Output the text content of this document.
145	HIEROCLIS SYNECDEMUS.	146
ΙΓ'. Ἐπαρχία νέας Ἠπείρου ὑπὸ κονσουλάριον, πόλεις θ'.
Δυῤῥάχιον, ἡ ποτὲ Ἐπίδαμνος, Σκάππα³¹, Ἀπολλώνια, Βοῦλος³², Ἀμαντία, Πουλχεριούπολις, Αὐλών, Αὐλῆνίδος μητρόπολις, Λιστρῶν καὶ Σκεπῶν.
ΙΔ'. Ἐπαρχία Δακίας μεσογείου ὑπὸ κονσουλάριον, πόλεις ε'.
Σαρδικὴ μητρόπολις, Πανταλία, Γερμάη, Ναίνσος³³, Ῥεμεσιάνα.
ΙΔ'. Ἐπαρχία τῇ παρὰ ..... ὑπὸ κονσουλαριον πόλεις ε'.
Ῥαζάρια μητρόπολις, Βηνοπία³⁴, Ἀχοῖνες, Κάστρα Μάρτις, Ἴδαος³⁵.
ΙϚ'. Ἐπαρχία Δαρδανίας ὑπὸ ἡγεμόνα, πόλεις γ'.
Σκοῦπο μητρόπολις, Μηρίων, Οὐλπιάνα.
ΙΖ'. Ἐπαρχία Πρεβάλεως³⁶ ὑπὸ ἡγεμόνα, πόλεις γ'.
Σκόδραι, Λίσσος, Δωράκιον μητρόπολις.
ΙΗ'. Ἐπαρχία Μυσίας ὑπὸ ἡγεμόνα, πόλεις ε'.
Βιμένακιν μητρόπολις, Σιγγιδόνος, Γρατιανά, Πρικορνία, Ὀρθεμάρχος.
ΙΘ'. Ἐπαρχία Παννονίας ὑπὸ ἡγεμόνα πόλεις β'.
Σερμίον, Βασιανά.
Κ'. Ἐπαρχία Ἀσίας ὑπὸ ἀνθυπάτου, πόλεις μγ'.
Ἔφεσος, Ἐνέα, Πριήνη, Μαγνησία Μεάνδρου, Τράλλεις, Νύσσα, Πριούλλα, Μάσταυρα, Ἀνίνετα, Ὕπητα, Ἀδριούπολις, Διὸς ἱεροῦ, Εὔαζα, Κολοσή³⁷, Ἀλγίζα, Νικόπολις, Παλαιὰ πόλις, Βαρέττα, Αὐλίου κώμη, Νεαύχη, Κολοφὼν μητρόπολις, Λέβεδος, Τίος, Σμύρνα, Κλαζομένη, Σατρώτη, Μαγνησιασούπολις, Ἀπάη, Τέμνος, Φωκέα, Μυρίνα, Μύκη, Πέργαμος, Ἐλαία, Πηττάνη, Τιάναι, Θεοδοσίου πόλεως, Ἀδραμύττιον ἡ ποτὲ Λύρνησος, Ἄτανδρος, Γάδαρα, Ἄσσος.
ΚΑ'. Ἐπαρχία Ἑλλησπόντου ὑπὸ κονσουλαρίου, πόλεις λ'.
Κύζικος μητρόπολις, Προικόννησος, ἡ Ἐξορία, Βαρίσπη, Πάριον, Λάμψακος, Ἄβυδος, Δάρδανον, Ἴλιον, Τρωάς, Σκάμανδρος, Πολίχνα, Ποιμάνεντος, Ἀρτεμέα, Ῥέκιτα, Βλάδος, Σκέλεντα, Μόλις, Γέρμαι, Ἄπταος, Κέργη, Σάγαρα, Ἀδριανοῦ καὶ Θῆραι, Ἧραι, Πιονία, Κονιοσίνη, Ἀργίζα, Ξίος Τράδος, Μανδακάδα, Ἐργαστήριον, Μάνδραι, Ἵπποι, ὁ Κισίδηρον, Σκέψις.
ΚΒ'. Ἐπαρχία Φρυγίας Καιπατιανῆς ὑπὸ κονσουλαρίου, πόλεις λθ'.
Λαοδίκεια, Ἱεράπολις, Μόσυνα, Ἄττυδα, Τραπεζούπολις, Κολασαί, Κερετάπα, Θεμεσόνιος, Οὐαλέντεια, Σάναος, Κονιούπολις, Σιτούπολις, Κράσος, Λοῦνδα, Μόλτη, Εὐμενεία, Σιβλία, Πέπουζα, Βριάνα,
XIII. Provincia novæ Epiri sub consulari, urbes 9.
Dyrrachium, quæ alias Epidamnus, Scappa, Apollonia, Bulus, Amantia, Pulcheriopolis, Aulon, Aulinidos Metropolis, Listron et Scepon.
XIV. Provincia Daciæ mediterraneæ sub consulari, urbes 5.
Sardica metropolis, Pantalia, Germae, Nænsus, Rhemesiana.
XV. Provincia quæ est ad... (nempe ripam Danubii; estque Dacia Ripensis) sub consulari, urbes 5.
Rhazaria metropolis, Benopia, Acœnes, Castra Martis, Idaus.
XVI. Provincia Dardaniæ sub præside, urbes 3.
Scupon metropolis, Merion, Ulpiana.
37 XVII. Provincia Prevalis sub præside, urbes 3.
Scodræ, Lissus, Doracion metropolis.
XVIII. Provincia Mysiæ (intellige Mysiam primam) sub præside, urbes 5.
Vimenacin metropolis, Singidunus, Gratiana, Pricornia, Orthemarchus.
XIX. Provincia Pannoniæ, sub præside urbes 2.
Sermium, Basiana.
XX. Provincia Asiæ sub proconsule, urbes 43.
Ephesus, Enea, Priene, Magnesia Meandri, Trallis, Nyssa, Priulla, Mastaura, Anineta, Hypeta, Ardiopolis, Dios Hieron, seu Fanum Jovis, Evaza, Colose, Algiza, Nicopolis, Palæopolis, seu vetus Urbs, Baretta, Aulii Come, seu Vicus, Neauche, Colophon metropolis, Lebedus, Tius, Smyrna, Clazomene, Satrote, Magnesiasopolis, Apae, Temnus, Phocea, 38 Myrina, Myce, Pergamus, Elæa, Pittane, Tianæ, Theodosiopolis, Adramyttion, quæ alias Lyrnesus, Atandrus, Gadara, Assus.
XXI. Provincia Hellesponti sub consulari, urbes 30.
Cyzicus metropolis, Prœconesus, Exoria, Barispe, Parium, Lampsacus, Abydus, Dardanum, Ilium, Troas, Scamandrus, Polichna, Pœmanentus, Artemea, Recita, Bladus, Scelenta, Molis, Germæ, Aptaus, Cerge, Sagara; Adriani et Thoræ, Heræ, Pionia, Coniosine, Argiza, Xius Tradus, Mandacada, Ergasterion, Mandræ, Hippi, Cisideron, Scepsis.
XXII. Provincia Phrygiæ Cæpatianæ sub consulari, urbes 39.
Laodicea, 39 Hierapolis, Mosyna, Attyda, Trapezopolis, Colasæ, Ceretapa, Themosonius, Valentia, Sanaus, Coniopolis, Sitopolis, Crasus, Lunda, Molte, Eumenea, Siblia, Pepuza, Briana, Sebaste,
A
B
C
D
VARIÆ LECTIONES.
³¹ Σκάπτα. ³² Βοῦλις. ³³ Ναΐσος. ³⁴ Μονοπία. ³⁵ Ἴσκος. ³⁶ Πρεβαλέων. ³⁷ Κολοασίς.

•••••

**Instructions to follow**: Extract lines where the string "πόλεις" occurs.

**Result of the exercise**:
ΙΓ'. Ἐπαρχία νέας Ἠπείρου ὑπὸ κονσουλάριον, πόλεις θ'.
ΙΔ'. Ἐπαρχία Δακίας μεσογείου ὑπὸ κονσουλάριον, πόλεις ε'.
ΙΔ'. Ἐπαρχία τῇ παρὰ ..... ὑπὸ κονσουλαριον πόλεις ε'.
ΙϚ'. Ἐπαρχία Δαρδανίας ὑπὸ ἡγεμόνα, πόλεις γ'.
ΙΖ'. Ἐπαρχία Πρεβάλεως³⁶ ὑπὸ ἡγεμόνα, πόλεις γ'.
ΙΗ'. Ἐπαρχία Μυσίας ὑπὸ ἡγεμόνα, πόλεις ε'.
ΙΘ'. Ἐπαρχία Παννονίας ὑπὸ ἡγεμόνα πόλεις β'.
Κ'. Ἐπαρχία Ἀσίας ὑπὸ ἀνθυπάτου, πόλεις μγ'.
ΚΑ'. Ἐπαρχία Ἑλλησπόντου ὑπὸ κονσουλαρίου, πόλεις λ'.
ΚΒ'. Ἐπαρχία Φρυγίας Καιπατιανῆς ὑπὸ κονσουλαρίου, πόλεις λθ'.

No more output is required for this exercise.